WORK INSTRUCTIONS =
Count lines, not occurrences: give the number of lines holding the word "text", and nothing besides.
>>>
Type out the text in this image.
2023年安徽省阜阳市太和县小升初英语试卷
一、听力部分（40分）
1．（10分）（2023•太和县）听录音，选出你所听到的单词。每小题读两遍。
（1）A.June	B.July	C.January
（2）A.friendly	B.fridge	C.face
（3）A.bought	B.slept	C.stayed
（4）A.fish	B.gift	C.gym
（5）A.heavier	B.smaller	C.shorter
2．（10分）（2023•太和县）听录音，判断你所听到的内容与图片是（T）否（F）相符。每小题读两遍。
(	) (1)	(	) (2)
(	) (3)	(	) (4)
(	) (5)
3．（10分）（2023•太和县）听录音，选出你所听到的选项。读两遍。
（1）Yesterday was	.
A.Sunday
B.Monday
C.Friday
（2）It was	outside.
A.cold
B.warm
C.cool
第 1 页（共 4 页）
<<<
>>>
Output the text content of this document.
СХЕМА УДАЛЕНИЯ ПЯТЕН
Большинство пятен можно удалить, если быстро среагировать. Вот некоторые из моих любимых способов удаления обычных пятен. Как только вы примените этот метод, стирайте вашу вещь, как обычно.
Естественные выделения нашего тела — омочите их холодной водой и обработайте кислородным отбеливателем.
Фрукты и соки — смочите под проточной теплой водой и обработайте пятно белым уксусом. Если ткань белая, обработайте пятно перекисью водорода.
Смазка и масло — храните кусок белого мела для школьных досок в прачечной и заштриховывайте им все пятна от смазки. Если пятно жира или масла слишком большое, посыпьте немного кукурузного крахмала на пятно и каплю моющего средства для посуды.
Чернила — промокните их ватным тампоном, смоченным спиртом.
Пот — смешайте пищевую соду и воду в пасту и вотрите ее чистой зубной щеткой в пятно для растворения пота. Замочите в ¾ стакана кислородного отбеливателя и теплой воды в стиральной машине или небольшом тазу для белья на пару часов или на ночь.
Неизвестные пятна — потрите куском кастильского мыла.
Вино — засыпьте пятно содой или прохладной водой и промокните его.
<<<
EXERCISE SOLUTION =
2